Collected data entries:
········
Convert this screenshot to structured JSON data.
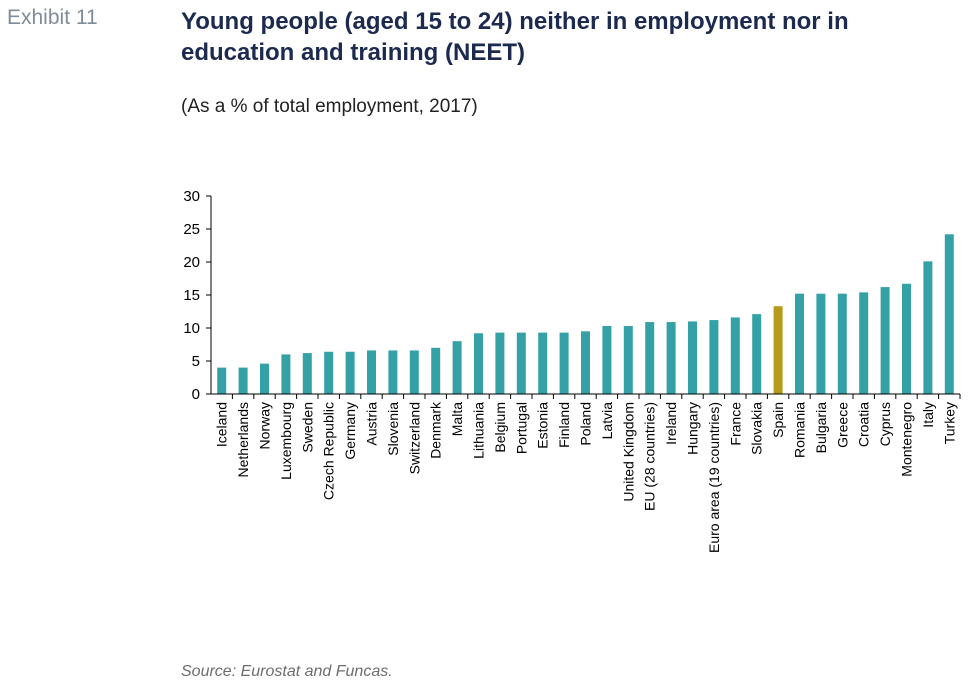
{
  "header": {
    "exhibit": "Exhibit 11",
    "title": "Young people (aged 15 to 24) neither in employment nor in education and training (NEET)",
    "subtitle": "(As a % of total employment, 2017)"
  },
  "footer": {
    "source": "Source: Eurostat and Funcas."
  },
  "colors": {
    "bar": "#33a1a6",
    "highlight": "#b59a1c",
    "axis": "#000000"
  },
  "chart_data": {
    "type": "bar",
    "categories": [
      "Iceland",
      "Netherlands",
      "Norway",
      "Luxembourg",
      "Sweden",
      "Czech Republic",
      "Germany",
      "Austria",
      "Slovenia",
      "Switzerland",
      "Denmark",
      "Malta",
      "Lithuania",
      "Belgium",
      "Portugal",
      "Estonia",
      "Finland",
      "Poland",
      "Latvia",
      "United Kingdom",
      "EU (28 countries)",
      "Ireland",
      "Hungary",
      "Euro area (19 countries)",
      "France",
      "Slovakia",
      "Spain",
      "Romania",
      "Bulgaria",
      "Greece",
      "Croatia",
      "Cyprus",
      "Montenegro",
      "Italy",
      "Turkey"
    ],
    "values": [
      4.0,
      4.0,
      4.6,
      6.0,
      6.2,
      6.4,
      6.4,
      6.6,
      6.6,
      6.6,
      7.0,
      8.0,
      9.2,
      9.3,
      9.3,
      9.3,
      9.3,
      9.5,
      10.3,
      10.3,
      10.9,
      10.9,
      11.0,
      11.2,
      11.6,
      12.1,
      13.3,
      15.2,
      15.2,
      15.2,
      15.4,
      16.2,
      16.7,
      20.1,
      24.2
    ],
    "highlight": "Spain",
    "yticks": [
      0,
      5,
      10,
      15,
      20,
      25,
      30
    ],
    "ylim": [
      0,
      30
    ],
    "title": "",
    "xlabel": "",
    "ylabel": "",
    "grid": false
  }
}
········
- **GOAL**
State the number of lines in the data that include the string "countries", and add nothing else.

- **THE COMPLETED TASK**
2